*** Selected text ***

The state forecast for enrollment in Flagler County schools a year ago was for 13,687 students–not including VPK, but including the 900-odd students who attend Imagine, the charter school in Town Center, and the nearly 200 students who attend iFlagler, the virtual school.
In March, the district was 161 students short of that. It had 13,526 students, even though it had reported 13,854 students to the state in February.
The state’s forecast for the 2025-26 school year is a further decline, to 13,249
“What that is saying is the state anticipates about 400 students to either not enroll with us full time, or to leave us to go with the voucher program,” compared with the year-ago forecast, Moore said.
Students are required to unenroll from the district to take advantage of the voucher program. If a student wants to take a class with the district, the family must contract with the district to pay it directly, or to inform the state to pay the district for the service, “for any school service that you are going to elect to receive from the district if you have withdrawn from us.” But those contracts are not making up for lost dollars.
And it’s not quite any service: students don’t have to pay to participate in athletic or afterschool programs, even though it’s the existing students in brick-and-mortar schools who generate state funding who make those extra curricular activities possible.
In the state’s second funding calculation earlier this year, $10 million was going to be generated for the voucher program in Flagler County. By the third calculation, the number went up to $14 million. “What this is saying is either more students did not select us,” Moore said, “or they left us, or more students who were in the community, already receiving their education in a different way, took the voucher.”
The state puts that money in the district’s budget, then withdraws it. It makes it appear as if the district’s budget has $14 million more than it actually does. But the district will never see that money. Obviously, the district is not losing $14 million. That figure represents the funding for all Flagler County students receiving voucher money, including students who were attending private schools or being homeschool to start with–and had never enrolled in Flagler schools–and are now opting to take the voucher money. Moore and O’Brien estimate that number of students at 2,000 or just above that.

*** End of Selected text ***

Problem requirements —
Answer these questions using the passage on Flagler County enrollment.
(a) How many students did the district have in March?
(b) What enrollment does the state forecast for the 2025-26 school year?
(c) By the state's third funding calculation, how much money was going to be generated for the voucher program in Flagler County?
The records were drawn from a separate source.

*** Records supplied ***

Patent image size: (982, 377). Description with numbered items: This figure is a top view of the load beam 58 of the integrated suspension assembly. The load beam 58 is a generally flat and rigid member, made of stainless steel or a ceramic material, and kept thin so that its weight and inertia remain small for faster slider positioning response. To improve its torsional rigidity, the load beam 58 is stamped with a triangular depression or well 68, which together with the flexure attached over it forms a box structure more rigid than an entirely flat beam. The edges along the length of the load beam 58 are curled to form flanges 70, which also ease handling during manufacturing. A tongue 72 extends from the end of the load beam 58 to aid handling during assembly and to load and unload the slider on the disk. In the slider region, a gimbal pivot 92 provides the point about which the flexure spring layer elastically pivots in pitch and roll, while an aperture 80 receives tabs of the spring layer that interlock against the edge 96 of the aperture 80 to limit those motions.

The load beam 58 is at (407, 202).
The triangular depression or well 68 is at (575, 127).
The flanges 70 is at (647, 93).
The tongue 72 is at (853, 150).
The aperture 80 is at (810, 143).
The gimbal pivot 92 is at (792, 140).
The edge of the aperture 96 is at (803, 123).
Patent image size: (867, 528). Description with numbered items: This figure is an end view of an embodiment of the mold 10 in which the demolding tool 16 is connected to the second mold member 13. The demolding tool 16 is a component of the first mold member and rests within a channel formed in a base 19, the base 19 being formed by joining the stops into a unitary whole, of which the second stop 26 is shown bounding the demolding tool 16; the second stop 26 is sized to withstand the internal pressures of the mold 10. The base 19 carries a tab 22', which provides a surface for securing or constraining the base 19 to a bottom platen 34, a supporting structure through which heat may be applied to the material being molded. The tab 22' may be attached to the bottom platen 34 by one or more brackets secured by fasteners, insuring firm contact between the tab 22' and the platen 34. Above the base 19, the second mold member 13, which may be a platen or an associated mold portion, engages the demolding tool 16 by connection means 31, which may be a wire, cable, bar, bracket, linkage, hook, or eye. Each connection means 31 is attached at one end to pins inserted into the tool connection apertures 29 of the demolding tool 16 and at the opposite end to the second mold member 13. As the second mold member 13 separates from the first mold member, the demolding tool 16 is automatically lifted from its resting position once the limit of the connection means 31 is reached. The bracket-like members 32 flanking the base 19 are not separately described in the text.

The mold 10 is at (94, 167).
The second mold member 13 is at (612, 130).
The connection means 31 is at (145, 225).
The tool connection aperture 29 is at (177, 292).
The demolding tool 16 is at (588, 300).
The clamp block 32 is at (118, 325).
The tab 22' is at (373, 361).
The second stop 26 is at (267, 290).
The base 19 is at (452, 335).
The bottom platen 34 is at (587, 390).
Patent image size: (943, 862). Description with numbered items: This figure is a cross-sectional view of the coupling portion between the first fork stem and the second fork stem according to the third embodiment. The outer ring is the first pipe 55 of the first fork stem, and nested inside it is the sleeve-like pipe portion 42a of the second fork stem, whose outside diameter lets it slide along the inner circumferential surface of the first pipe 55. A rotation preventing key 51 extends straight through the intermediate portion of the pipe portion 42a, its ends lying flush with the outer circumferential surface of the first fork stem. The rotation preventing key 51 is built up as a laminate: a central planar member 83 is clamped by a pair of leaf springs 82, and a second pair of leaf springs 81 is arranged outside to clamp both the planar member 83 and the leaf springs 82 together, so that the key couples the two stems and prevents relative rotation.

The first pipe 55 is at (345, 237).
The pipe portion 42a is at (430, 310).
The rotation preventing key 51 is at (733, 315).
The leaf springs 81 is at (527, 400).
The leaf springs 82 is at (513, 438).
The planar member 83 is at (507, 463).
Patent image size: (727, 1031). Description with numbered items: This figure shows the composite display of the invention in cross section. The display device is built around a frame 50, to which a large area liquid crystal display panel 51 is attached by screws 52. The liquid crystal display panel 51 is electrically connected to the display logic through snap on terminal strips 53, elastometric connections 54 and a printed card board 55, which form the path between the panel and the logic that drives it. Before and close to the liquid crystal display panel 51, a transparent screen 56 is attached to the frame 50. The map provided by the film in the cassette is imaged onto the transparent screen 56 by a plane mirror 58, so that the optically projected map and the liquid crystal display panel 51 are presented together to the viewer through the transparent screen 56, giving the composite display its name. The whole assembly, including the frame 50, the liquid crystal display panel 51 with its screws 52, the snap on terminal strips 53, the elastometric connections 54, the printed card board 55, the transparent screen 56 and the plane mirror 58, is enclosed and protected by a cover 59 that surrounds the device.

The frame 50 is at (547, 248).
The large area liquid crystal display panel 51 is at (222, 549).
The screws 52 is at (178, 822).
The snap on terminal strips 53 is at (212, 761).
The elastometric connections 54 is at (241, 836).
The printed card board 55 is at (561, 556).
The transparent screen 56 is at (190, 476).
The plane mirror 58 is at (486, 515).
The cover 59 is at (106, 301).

*** End of Records supplied ***

Task result —
(a) 13,526 students
(b) 13,249 students
(c) $14 million